─── Record set ───

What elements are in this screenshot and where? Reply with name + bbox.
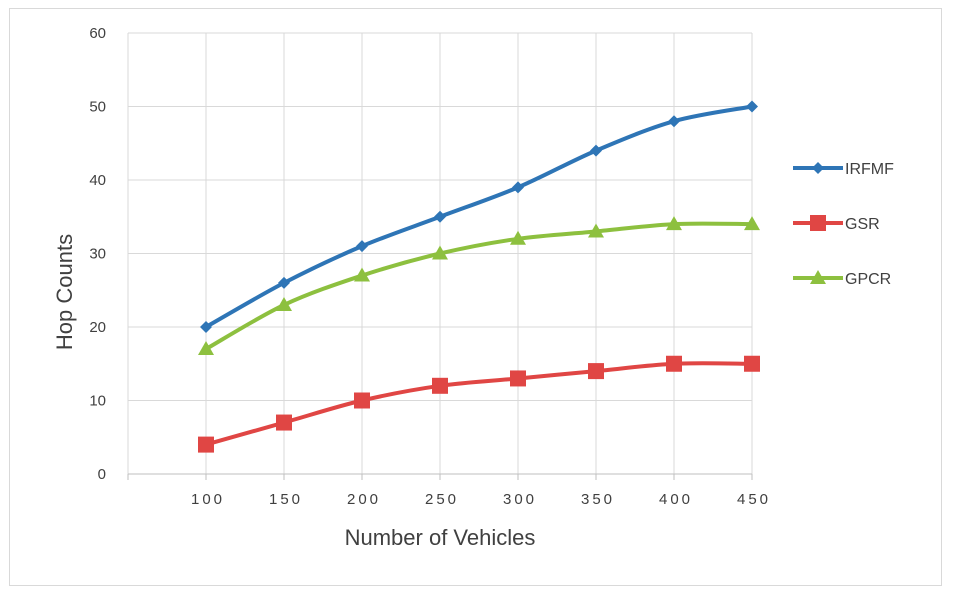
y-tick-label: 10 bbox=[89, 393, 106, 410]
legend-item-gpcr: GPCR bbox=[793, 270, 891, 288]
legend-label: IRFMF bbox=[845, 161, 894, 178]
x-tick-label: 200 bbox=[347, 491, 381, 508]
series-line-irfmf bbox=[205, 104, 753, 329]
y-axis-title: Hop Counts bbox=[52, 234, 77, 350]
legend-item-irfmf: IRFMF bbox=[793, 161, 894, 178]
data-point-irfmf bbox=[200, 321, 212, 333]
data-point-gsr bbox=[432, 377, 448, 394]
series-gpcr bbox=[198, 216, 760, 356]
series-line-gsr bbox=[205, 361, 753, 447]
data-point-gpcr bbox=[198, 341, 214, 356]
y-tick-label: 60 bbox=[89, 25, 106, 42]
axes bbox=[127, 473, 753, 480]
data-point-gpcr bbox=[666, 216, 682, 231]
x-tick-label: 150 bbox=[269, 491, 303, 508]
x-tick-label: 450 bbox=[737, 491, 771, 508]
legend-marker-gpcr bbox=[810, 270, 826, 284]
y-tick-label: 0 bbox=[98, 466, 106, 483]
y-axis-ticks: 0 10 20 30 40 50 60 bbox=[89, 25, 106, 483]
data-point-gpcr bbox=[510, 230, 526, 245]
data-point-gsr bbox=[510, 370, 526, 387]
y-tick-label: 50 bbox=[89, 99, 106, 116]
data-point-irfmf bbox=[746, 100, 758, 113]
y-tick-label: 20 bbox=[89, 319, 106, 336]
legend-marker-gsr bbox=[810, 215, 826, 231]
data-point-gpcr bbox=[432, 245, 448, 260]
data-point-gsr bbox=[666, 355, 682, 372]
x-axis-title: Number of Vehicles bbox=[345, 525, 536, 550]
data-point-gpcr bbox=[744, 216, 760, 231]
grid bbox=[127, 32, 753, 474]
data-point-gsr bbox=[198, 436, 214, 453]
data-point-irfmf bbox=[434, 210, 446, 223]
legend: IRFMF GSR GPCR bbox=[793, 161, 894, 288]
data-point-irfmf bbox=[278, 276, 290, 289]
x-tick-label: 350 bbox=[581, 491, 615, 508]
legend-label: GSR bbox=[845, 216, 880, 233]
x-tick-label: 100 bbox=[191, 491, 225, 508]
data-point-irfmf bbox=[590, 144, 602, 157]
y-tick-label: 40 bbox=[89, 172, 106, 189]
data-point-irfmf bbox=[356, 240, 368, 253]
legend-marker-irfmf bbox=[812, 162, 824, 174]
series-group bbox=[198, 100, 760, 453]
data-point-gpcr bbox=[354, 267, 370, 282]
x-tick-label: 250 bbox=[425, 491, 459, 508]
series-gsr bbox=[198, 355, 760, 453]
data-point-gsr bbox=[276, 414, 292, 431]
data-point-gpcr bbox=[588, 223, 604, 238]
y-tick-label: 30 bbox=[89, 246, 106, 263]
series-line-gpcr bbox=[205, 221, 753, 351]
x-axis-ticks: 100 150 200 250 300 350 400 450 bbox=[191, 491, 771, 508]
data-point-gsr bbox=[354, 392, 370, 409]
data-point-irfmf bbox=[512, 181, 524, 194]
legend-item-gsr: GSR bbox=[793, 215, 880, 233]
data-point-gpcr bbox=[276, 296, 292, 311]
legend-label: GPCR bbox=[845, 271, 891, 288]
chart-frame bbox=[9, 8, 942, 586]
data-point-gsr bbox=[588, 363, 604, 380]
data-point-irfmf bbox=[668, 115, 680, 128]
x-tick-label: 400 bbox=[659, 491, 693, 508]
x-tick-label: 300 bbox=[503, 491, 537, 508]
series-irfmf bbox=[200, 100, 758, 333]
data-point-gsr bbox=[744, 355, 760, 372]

───

◆ What you are asked to do:
Copy out the records line for line, starting with the line holding "y-tick-label: 10 bbox=[89, 393, 106, 410]" and ending with the line holding "x-tick-label: 150 bbox=[269, 491, 303, 508]", both included.

◆ Written solution:
y-tick-label: 10 bbox=[89, 393, 106, 410]
legend-item-gpcr: GPCR bbox=[793, 270, 891, 288]
legend-label: IRFMF bbox=[845, 161, 894, 178]
x-tick-label: 200 bbox=[347, 491, 381, 508]
series-line-irfmf bbox=[205, 104, 753, 329]
y-axis-title: Hop Counts bbox=[52, 234, 77, 350]
legend-item-irfmf: IRFMF bbox=[793, 161, 894, 178]
data-point-irfmf bbox=[200, 321, 212, 333]
data-point-gsr bbox=[432, 377, 448, 394]
series-gpcr bbox=[198, 216, 760, 356]
series-line-gsr bbox=[205, 361, 753, 447]
data-point-gpcr bbox=[198, 341, 214, 356]
y-tick-label: 60 bbox=[89, 25, 106, 42]
axes bbox=[127, 473, 753, 480]
data-point-gpcr bbox=[666, 216, 682, 231]
x-tick-label: 150 bbox=[269, 491, 303, 508]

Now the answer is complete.